- Exercise brief
Without including any pictures, write out the listing below exactly.

Dataset excerpt
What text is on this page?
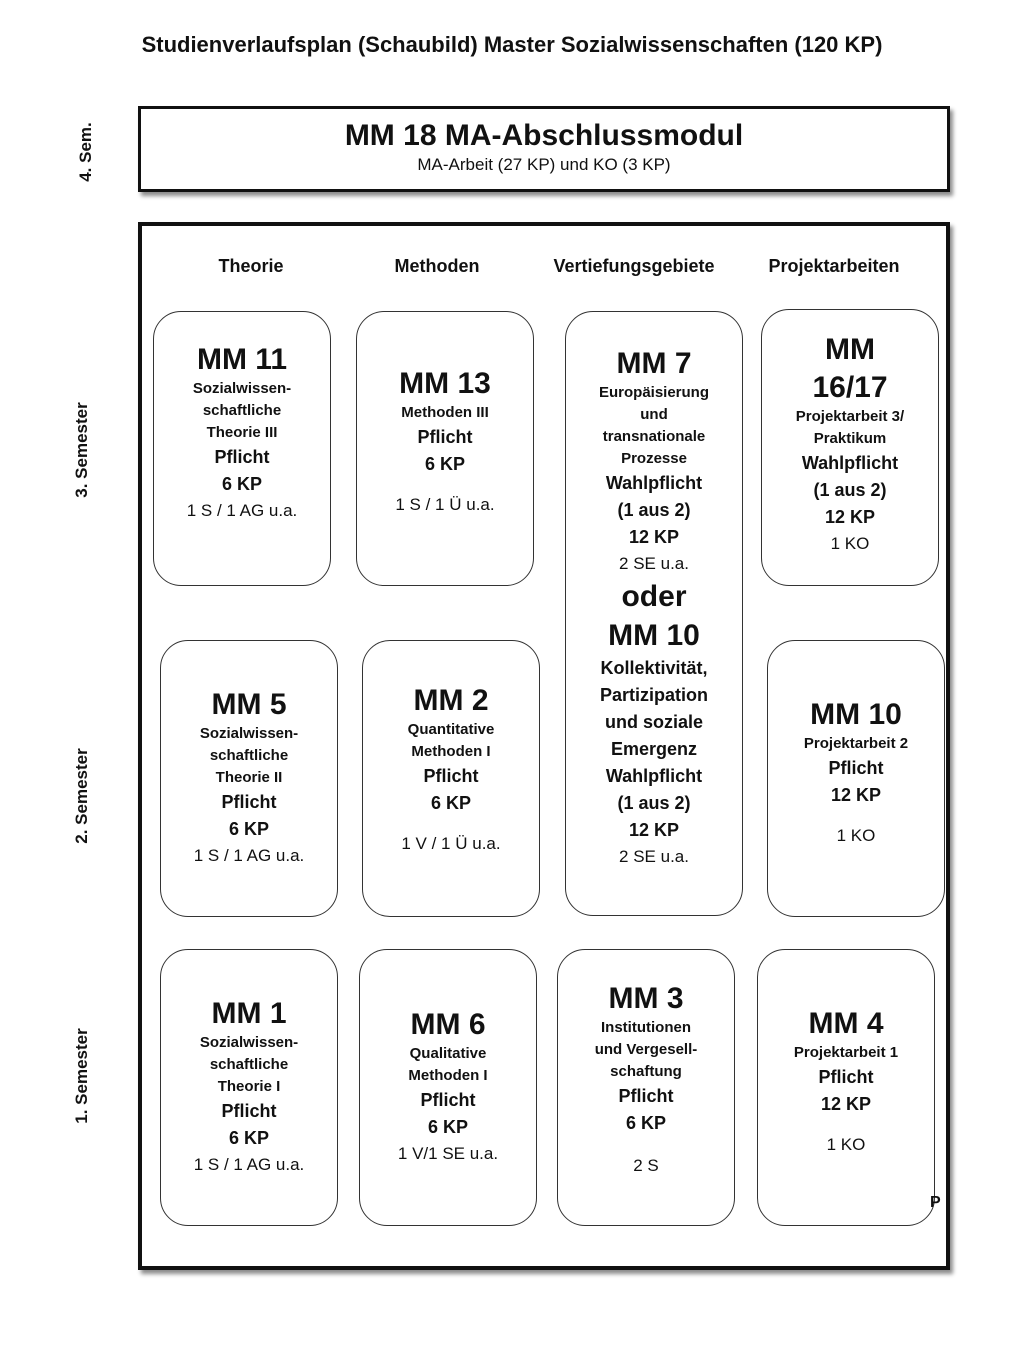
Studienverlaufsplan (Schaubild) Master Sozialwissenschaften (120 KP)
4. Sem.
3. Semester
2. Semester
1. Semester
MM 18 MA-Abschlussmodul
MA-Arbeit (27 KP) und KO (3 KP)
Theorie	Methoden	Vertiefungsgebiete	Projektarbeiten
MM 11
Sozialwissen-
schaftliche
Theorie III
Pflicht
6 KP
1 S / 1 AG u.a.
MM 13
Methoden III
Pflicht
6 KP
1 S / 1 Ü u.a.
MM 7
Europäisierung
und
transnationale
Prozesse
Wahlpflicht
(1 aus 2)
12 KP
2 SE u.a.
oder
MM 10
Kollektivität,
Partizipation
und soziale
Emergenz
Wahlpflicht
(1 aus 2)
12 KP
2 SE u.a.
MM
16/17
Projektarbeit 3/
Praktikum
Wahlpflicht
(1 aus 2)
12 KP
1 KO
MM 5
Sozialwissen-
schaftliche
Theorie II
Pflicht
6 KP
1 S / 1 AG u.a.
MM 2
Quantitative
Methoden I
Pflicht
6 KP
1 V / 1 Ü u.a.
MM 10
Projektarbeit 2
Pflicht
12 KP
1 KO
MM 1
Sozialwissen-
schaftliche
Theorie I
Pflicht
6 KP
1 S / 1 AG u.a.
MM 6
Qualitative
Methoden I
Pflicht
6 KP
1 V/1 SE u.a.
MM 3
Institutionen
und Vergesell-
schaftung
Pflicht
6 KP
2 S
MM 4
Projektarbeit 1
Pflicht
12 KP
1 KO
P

- Result of this exercise
What text is on this page?
Studienverlaufsplan (Schaubild) Master Sozialwissenschaften (120 KP)
4. Sem.
3. Semester
2. Semester
1. Semester
MM 18 MA-Abschlussmodul
MA-Arbeit (27 KP) und KO (3 KP)
Theorie	Methoden	Vertiefungsgebiete	Projektarbeiten
MM 11
Sozialwissen-
schaftliche
Theorie III
Pflicht
6 KP
1 S / 1 AG u.a.
MM 13
Methoden III
Pflicht
6 KP
1 S / 1 Ü u.a.
MM 7
Europäisierung
und
transnationale
Prozesse
Wahlpflicht
(1 aus 2)
12 KP
2 SE u.a.
oder
MM 10
Kollektivität,
Partizipation
und soziale
Emergenz
Wahlpflicht
(1 aus 2)
12 KP
2 SE u.a.
MM
16/17
Projektarbeit 3/
Praktikum
Wahlpflicht
(1 aus 2)
12 KP
1 KO
MM 5
Sozialwissen-
schaftliche
Theorie II
Pflicht
6 KP
1 S / 1 AG u.a.
MM 2
Quantitative
Methoden I
Pflicht
6 KP
1 V / 1 Ü u.a.
MM 10
Projektarbeit 2
Pflicht
12 KP
1 KO
MM 1
Sozialwissen-
schaftliche
Theorie I
Pflicht
6 KP
1 S / 1 AG u.a.
MM 6
Qualitative
Methoden I
Pflicht
6 KP
1 V/1 SE u.a.
MM 3
Institutionen
und Vergesell-
schaftung
Pflicht
6 KP
2 S
MM 4
Projektarbeit 1
Pflicht
12 KP
1 KO
P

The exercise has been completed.